• _WORK TO BE COMPLETED_: Find the lines that hold the word "Conference" and return them.

• _MATERIAL FOR THIS EXERCISE_:
--- BEGIN ---

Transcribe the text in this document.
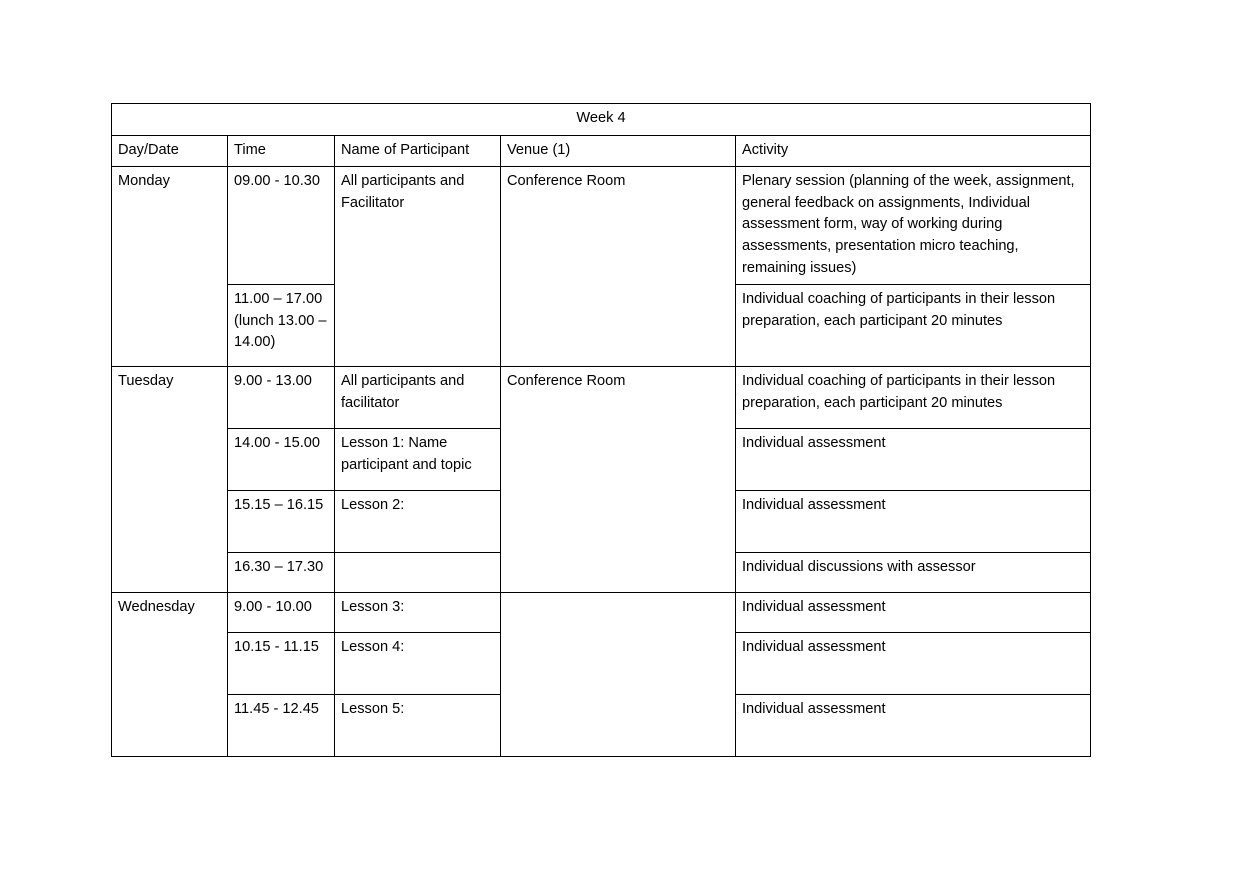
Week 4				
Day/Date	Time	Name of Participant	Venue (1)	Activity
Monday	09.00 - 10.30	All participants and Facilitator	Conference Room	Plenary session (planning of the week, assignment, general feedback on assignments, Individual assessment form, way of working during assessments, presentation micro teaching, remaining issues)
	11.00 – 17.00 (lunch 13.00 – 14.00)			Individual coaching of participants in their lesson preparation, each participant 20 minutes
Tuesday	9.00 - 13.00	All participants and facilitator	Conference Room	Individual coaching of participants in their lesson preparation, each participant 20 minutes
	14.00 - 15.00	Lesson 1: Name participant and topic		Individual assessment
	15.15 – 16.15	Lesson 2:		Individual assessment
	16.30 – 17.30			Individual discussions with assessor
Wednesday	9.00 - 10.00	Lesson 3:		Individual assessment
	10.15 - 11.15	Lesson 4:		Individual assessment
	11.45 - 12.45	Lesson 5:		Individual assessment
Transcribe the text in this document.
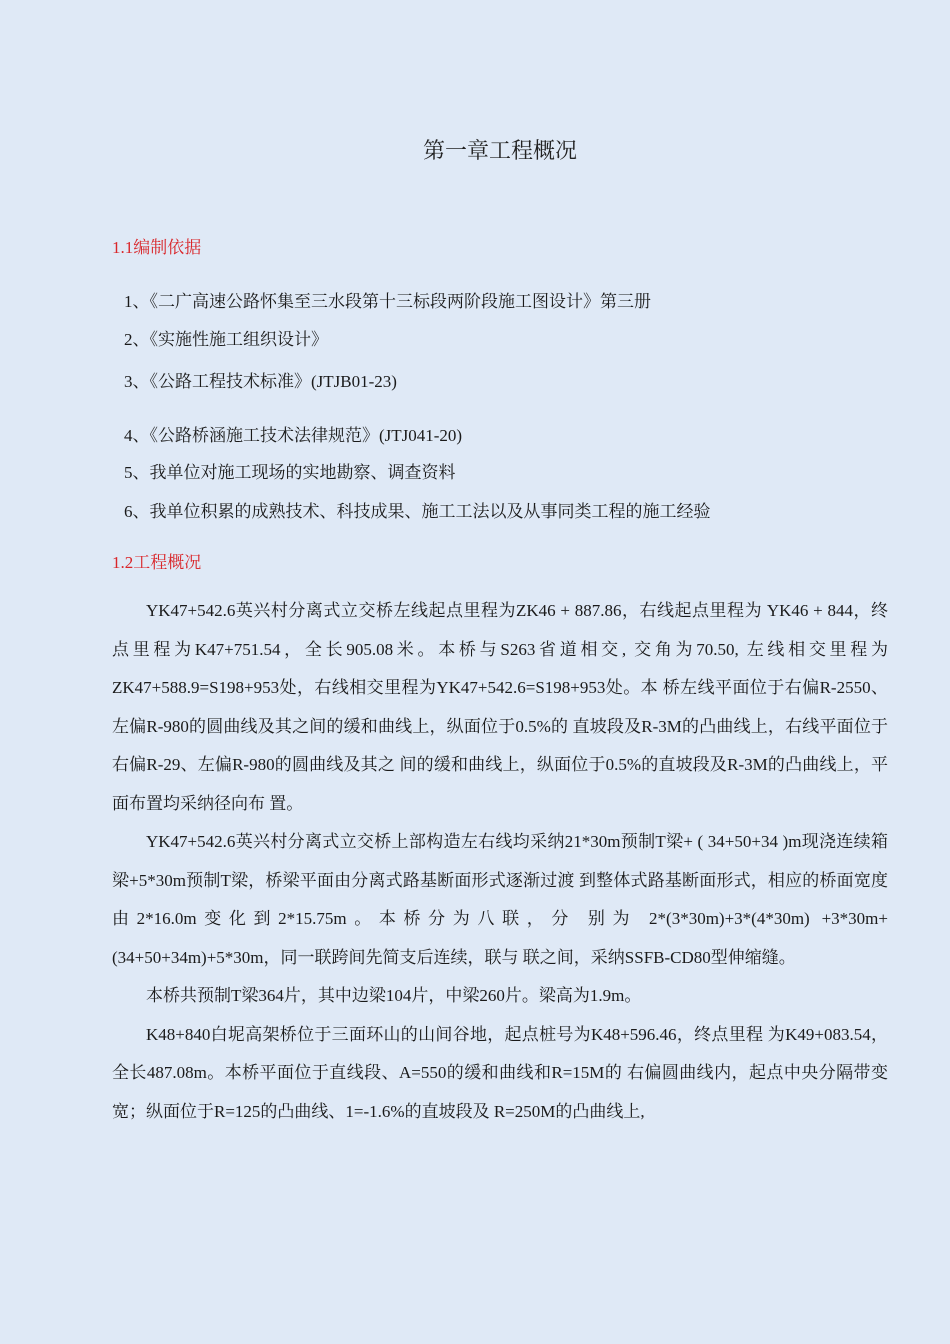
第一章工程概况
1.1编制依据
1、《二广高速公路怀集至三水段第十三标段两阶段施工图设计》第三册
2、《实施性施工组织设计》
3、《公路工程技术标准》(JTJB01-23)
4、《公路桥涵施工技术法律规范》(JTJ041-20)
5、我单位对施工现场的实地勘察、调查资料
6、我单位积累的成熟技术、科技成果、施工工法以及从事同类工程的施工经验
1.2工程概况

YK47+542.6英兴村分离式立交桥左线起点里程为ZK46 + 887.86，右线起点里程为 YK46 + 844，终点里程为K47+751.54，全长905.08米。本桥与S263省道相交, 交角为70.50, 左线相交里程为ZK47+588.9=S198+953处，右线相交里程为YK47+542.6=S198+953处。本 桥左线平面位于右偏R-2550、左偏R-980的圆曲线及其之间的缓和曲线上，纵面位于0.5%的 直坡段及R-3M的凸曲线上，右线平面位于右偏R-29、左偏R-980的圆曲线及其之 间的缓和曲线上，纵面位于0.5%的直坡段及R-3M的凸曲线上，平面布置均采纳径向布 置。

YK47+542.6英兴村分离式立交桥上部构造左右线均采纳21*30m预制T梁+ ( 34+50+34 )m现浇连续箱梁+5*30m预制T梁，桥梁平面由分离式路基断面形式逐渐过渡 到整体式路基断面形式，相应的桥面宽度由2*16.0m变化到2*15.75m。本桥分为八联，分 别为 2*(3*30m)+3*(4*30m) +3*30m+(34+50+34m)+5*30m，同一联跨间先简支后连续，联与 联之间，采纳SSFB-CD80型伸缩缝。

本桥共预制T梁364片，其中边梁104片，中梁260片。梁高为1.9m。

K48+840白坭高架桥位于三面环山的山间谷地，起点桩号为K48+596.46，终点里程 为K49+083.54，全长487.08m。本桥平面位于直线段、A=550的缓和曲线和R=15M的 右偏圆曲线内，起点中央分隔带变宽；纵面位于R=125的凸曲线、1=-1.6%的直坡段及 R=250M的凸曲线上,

--- END ---

• _ANSWER TO THIS TASK_:
Monday	09.00 - 10.30	All participants and Facilitator	Conference Room	Plenary session (planning of the week, assignment, general feedback on assignments, Individual assessment form, way of working during assessments, presentation micro teaching, remaining issues)
Tuesday	9.00 - 13.00	All participants and facilitator	Conference Room	Individual coaching of participants in their lesson preparation, each participant 20 minutes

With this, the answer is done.